DESCRIPTION OF THE TASK –
Copy out each line of the data holding "this".
***
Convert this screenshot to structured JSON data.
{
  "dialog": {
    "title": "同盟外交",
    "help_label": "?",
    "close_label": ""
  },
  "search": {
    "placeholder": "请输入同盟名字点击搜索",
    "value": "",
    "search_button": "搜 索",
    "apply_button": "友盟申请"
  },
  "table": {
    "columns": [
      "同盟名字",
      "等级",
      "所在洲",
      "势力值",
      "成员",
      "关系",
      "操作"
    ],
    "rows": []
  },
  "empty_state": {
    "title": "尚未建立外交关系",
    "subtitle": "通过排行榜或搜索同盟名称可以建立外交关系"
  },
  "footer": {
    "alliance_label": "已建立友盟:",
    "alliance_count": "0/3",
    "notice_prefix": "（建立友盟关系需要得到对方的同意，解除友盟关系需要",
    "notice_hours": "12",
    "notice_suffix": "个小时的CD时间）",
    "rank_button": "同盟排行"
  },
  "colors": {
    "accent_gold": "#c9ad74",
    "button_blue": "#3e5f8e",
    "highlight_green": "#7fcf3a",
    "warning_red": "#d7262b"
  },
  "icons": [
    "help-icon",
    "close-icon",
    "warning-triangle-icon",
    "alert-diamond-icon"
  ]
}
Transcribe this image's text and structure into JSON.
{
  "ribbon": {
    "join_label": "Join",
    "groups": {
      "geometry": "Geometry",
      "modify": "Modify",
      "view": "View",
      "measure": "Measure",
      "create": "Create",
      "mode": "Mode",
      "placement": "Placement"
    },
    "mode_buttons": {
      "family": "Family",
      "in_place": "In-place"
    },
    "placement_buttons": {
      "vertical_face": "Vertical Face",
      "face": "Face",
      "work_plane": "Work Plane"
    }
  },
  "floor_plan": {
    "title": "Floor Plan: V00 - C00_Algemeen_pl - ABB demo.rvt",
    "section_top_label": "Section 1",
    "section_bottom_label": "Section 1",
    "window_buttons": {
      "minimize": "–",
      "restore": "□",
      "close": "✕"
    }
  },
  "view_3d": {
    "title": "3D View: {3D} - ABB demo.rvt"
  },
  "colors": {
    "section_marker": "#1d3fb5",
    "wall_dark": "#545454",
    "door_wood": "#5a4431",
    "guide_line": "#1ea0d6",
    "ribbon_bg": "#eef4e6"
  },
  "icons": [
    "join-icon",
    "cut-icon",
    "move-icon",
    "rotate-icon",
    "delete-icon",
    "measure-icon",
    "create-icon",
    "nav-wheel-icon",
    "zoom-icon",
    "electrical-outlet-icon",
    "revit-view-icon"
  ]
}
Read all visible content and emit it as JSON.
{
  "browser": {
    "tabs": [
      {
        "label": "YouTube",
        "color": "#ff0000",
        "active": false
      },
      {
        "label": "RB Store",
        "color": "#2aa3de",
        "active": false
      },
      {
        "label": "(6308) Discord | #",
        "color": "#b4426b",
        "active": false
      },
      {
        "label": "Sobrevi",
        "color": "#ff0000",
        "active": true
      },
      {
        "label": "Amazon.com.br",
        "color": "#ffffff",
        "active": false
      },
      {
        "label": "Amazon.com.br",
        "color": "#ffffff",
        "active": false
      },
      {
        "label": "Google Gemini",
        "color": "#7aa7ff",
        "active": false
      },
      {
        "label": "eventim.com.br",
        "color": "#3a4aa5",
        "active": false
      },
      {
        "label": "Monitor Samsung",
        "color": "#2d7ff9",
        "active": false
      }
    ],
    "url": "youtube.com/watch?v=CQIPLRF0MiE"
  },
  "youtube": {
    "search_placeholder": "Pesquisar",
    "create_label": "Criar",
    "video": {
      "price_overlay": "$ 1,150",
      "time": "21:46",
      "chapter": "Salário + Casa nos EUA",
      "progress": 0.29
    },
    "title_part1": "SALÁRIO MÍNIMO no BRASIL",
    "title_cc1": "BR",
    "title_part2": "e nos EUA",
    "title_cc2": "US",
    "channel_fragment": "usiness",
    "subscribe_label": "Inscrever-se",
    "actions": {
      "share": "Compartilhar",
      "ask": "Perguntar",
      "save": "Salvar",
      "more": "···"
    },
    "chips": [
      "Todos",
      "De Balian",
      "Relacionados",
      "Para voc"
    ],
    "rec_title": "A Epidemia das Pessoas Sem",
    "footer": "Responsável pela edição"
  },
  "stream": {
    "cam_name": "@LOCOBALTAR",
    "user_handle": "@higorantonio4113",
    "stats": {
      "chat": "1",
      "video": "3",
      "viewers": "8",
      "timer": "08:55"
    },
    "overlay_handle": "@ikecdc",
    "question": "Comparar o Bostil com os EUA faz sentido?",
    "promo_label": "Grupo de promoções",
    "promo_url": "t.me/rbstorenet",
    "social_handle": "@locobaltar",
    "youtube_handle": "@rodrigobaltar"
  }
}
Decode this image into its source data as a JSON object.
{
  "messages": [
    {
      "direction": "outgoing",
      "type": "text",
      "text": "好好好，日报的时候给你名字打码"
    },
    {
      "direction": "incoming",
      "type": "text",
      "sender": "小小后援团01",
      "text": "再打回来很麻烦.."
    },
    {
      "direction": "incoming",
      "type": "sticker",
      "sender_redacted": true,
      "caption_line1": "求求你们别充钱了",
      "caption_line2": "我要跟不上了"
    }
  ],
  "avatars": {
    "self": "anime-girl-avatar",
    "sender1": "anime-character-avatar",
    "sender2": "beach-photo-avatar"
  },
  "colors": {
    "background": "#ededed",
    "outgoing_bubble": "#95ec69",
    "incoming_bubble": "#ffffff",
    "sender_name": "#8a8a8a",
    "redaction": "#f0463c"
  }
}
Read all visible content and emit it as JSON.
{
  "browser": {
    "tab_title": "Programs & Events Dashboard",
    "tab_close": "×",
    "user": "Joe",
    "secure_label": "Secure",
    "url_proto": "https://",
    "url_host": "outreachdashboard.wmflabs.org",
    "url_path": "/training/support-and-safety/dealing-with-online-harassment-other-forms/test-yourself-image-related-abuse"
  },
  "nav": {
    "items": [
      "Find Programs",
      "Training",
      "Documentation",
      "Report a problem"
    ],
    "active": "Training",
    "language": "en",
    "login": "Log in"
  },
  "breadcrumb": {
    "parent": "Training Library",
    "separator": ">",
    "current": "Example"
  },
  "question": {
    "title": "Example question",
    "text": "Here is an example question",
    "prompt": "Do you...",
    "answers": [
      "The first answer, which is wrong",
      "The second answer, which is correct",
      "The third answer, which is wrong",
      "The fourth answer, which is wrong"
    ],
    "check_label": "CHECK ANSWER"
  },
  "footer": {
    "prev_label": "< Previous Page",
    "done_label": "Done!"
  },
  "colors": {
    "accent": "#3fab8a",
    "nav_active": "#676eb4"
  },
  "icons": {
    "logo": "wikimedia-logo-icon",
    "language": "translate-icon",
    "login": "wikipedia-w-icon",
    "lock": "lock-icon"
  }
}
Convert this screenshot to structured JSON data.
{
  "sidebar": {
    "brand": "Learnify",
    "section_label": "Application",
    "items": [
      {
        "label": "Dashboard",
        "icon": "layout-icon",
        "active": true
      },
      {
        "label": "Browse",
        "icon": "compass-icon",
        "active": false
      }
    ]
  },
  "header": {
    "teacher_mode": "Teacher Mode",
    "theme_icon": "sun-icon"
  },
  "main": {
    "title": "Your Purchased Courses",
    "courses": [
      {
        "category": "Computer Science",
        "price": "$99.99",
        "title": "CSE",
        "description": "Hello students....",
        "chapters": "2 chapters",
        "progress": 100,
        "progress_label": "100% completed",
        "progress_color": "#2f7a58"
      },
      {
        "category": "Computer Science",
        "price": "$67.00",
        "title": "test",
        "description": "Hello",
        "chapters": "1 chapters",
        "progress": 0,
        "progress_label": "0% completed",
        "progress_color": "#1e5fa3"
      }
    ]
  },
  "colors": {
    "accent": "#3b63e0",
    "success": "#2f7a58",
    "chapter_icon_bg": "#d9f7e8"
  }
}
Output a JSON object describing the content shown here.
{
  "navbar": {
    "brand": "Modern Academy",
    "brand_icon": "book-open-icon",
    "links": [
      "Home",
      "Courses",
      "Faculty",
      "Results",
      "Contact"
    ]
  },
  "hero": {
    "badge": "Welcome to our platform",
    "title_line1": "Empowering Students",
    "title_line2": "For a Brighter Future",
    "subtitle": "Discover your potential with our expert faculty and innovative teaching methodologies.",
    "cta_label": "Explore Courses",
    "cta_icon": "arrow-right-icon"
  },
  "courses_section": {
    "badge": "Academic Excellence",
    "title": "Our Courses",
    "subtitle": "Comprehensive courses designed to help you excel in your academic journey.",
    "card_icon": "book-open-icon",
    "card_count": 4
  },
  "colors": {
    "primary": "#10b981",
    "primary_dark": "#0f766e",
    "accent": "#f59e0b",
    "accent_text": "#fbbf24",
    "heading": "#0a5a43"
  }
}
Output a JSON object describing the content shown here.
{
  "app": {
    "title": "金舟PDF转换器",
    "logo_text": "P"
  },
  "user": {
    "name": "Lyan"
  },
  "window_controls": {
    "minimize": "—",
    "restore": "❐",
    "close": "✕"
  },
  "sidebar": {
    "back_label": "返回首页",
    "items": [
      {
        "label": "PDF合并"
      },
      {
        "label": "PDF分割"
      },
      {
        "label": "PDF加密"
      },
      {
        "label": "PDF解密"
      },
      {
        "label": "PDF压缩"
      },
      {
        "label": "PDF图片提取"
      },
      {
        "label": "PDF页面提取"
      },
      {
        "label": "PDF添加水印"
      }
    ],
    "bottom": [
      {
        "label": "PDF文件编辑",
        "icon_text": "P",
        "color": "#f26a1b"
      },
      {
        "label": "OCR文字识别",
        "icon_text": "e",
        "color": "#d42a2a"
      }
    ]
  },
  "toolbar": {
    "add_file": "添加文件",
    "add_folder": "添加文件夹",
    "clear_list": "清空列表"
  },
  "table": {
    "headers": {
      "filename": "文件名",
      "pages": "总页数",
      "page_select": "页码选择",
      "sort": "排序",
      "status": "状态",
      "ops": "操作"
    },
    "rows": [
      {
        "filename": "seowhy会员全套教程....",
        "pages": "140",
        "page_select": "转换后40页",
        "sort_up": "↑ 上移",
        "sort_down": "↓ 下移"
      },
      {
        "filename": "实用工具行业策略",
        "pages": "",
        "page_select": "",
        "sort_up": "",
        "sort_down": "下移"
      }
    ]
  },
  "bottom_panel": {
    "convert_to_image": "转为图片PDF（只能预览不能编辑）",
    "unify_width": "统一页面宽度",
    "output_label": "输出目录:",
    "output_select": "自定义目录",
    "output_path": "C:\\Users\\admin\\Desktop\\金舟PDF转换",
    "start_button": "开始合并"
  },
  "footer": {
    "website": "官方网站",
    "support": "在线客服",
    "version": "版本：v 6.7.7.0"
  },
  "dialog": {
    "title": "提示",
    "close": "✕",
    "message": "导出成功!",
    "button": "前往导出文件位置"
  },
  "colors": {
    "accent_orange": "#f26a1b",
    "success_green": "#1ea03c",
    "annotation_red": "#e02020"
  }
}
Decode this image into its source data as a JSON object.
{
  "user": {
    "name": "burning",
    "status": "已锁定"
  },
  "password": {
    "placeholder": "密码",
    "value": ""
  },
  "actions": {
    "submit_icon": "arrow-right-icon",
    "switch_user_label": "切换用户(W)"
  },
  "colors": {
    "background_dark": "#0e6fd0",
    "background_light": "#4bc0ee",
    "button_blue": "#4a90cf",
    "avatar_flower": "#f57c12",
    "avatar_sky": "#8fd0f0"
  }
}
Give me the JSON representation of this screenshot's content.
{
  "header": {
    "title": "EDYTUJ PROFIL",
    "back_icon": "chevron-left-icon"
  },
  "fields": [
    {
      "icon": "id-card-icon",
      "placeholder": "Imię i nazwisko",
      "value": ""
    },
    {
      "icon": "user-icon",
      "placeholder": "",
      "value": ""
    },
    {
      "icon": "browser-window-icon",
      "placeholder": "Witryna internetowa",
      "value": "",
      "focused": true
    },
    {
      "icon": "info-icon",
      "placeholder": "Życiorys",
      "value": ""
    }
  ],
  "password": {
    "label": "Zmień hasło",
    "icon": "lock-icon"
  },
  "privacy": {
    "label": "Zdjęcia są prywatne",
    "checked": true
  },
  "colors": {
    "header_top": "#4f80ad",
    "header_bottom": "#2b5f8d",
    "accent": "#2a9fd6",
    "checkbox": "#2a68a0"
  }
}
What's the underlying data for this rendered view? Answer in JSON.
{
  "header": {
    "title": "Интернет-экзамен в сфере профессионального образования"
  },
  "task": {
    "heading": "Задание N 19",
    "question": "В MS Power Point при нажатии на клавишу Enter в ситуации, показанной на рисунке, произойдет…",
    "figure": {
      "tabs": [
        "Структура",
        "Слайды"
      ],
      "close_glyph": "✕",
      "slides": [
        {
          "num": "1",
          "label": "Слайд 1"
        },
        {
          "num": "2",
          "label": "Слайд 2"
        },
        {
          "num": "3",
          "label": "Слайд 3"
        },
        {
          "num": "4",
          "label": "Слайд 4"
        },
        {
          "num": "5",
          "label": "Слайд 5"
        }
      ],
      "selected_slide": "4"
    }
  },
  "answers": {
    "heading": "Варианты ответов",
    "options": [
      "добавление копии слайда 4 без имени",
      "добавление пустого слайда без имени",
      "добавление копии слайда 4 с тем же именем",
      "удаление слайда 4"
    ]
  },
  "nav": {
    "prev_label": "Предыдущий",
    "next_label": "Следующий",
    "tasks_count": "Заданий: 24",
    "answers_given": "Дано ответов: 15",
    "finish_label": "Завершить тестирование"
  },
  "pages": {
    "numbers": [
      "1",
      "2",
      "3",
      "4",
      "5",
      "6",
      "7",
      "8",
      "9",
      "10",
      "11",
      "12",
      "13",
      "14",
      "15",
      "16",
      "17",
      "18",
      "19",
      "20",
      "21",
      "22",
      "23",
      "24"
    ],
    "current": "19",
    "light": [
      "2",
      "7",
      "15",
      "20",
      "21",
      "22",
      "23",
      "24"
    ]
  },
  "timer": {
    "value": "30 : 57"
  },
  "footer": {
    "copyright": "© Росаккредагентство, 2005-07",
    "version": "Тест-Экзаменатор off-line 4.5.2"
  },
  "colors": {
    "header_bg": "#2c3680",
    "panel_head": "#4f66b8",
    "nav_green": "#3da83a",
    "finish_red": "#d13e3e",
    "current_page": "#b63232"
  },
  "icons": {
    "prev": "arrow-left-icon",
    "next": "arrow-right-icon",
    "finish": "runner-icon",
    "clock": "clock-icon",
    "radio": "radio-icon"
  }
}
***
CORRECT RESPONSE –
Convert this screenshot to structured JSON data.
Transcribe this image's text and structure into JSON.
Decode this image into its source data as a JSON object.
Convert this screenshot to structured JSON data.
Decode this image into its source data as a JSON object.
Give me the JSON representation of this screenshot's content.
What's the underlying data for this rendered view? Answer in JSON.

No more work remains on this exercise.